#### [THE REQUEST]
Where the string "استخراج" occurs in the material below, report the whole line.

--- START ---

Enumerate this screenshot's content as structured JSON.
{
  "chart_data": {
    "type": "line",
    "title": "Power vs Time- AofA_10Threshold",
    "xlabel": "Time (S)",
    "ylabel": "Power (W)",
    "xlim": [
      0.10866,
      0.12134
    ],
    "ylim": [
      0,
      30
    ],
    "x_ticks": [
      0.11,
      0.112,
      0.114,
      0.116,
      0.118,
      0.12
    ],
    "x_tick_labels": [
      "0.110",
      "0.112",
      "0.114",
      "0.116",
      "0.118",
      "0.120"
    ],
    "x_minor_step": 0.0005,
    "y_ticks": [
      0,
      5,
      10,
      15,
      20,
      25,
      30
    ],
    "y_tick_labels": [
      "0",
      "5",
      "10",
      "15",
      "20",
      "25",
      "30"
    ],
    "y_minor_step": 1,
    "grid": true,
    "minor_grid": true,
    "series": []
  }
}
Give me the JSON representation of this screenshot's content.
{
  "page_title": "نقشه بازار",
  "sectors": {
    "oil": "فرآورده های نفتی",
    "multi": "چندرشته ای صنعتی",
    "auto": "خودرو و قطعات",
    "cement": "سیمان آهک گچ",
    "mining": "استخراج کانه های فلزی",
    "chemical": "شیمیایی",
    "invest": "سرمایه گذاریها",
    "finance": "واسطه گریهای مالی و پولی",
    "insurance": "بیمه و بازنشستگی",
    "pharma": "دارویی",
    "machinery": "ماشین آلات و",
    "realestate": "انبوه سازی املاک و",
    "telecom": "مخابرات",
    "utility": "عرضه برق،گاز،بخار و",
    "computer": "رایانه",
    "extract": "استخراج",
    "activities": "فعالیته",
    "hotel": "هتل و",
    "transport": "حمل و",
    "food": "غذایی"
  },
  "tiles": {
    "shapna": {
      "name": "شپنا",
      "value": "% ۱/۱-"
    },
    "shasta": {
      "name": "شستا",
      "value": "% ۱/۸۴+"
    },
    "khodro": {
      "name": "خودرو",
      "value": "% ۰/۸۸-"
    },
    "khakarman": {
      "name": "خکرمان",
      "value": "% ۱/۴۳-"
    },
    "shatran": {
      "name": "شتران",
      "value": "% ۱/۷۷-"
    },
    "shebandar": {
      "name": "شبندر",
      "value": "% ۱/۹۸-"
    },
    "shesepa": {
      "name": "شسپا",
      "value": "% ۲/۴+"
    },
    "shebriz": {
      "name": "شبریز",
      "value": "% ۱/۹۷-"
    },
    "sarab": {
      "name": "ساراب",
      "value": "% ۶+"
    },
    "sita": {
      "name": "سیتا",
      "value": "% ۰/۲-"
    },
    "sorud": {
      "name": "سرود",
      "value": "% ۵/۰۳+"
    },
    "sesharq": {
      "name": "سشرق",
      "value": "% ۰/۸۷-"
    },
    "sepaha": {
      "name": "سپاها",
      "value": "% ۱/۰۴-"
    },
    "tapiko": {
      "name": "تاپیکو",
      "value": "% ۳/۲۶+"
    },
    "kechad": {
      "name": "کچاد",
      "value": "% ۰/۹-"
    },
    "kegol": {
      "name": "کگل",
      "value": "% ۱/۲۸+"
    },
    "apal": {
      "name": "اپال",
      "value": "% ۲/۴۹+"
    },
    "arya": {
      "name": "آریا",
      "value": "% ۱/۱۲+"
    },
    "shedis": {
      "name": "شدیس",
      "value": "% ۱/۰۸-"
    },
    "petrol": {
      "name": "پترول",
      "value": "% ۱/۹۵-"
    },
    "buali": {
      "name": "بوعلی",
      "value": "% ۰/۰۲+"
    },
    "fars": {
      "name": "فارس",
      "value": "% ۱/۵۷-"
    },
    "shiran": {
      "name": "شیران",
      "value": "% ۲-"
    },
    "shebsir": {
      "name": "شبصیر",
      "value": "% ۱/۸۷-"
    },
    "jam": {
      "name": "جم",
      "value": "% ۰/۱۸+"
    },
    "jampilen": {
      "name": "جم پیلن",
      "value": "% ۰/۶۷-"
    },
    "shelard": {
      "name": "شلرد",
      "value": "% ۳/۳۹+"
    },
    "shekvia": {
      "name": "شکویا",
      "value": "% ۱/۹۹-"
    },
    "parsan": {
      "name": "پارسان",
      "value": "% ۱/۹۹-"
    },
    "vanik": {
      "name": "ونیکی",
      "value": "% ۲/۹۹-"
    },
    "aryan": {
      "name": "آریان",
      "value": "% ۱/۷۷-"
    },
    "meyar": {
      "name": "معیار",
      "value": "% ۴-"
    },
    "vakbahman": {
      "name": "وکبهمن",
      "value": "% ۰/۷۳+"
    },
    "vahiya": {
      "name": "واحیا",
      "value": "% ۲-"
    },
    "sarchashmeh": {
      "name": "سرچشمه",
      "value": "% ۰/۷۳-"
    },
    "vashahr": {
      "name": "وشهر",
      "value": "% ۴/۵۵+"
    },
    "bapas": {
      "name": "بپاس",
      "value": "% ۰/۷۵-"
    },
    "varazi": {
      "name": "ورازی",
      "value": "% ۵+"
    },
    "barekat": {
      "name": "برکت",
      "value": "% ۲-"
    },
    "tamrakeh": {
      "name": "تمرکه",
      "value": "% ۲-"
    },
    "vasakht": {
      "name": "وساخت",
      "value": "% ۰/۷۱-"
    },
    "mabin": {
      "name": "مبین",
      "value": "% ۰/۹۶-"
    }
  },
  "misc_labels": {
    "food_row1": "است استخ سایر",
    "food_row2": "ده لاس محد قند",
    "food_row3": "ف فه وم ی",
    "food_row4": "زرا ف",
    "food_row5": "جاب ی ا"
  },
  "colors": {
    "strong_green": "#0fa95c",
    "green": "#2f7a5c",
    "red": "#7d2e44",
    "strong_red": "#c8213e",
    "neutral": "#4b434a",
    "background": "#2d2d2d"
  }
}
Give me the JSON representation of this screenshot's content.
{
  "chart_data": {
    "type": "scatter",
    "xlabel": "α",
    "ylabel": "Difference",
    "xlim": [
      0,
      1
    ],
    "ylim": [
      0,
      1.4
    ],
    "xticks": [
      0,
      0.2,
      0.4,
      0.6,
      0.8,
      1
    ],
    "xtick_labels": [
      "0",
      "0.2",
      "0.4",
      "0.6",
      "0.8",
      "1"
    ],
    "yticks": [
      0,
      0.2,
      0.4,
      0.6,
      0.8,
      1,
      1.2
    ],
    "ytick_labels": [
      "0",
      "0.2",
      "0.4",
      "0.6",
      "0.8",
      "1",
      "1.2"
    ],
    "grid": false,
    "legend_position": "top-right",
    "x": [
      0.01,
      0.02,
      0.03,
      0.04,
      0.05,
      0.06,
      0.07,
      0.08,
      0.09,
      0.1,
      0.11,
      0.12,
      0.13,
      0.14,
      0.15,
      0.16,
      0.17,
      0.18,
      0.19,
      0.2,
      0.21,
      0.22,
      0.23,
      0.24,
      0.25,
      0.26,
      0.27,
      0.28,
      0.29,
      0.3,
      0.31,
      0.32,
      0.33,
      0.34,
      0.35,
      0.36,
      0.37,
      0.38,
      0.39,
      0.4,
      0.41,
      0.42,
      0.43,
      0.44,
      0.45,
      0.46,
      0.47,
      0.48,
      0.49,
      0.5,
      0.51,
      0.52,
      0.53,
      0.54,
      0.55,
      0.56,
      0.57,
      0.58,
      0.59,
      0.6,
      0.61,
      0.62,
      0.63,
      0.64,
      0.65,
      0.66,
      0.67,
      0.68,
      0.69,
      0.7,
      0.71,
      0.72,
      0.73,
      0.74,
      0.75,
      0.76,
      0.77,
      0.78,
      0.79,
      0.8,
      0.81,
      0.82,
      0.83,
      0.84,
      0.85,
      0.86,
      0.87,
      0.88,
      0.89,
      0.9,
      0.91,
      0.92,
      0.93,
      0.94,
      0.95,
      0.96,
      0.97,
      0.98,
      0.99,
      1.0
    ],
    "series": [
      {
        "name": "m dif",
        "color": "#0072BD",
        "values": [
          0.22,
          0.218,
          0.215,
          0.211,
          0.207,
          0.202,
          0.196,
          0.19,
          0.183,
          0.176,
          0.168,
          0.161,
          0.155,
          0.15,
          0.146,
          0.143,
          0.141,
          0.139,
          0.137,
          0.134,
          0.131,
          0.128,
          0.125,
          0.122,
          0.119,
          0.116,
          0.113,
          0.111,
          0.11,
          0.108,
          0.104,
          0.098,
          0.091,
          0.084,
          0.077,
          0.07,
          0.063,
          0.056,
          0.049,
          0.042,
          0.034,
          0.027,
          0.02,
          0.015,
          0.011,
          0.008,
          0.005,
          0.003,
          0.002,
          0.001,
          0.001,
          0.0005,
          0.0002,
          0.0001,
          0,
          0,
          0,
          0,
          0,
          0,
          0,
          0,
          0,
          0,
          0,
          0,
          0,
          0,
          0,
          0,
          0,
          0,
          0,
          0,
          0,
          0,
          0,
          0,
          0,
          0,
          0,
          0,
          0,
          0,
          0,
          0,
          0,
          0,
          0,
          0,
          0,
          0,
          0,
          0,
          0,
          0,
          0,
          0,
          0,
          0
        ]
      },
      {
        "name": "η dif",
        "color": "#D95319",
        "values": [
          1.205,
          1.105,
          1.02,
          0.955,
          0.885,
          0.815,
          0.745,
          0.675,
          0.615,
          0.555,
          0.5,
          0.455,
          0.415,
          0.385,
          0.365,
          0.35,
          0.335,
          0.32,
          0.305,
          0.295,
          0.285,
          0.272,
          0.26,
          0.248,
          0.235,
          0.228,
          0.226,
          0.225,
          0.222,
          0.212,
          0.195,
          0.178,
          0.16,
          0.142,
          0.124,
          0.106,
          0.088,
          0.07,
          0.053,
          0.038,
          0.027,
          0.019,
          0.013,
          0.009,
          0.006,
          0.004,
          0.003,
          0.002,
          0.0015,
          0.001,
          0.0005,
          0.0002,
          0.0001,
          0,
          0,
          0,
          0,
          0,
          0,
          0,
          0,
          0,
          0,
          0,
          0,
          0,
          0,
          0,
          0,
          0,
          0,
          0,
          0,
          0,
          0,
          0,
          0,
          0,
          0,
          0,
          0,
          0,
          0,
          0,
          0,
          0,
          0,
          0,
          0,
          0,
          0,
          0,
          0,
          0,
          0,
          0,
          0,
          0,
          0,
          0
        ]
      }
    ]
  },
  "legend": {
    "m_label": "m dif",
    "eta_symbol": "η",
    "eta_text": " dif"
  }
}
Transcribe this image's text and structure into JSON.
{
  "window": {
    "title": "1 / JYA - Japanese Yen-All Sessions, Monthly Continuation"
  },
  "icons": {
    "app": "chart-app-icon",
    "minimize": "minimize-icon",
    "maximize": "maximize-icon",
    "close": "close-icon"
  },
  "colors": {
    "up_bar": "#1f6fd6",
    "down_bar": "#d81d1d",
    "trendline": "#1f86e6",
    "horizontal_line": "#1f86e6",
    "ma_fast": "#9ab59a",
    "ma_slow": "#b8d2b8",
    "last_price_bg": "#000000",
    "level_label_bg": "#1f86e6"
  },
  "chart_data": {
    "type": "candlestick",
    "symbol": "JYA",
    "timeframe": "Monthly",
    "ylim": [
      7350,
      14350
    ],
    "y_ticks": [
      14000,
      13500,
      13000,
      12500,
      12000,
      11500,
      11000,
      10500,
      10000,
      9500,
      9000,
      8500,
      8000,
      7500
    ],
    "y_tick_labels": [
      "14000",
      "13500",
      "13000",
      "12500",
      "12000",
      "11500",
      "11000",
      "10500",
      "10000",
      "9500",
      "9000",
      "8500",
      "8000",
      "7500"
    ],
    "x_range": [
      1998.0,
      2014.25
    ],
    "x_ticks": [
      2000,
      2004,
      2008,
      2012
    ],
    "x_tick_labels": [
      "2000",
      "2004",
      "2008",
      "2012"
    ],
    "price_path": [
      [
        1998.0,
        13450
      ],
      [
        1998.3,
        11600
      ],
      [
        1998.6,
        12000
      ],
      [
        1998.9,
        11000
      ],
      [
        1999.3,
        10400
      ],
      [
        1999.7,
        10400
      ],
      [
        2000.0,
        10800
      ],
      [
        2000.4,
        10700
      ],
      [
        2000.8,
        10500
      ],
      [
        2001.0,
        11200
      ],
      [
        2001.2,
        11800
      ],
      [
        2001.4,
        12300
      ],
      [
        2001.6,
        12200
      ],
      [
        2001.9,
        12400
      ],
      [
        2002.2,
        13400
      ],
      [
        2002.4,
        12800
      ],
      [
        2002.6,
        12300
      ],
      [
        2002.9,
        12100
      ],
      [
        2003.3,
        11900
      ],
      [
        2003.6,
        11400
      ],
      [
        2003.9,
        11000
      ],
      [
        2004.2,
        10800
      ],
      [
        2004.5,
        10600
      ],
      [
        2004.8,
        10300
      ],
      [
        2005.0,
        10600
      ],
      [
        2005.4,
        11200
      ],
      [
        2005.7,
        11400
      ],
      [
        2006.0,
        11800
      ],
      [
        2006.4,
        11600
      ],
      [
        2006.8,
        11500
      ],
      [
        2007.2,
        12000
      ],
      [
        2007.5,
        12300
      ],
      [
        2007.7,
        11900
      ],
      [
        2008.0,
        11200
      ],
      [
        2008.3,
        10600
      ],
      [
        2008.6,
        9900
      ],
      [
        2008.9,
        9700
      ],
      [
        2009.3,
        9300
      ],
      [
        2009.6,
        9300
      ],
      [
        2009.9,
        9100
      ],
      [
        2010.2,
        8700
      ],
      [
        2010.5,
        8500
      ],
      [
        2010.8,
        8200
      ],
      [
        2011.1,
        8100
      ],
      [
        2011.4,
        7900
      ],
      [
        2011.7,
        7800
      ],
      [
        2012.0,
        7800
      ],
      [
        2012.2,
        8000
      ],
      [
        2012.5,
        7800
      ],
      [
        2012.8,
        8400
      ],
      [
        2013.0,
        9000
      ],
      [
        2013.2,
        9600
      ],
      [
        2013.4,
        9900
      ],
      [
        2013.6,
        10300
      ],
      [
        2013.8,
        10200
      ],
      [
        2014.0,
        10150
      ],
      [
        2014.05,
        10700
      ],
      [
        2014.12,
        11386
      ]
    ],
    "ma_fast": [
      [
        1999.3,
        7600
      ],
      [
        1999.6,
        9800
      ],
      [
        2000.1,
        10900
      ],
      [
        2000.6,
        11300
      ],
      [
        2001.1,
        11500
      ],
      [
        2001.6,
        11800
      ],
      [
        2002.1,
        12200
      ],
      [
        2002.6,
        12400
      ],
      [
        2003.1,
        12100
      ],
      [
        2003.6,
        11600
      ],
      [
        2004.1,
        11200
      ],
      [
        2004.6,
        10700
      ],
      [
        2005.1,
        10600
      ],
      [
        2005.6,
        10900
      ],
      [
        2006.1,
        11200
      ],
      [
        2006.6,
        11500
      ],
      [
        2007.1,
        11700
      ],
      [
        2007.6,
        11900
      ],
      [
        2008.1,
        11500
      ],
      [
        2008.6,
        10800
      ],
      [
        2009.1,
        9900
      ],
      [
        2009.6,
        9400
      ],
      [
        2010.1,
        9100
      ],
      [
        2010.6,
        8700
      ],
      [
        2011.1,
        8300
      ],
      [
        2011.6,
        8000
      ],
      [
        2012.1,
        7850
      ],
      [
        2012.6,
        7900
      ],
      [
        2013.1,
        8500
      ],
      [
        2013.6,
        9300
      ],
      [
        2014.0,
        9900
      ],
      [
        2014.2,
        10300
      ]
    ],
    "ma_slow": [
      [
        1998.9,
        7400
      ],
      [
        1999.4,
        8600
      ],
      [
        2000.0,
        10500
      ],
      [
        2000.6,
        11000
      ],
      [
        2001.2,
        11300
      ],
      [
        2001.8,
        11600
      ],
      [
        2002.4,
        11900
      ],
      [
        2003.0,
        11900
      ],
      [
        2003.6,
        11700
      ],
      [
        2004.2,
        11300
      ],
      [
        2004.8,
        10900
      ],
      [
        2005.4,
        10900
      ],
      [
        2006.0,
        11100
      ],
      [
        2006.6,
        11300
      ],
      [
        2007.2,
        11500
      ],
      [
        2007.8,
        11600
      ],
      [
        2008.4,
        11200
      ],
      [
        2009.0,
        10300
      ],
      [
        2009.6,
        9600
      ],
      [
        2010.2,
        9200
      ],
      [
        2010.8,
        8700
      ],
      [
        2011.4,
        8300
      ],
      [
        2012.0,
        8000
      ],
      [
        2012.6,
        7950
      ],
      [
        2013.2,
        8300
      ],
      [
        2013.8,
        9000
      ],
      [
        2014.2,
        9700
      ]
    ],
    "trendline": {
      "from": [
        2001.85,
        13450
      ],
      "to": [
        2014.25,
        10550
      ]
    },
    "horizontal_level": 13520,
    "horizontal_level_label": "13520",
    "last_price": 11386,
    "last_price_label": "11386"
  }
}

--- END ---

#### [ANSWER TO THIS EXERCISE]
    "mining": "استخراج کانه های فلزی",
    "extract": "استخراج",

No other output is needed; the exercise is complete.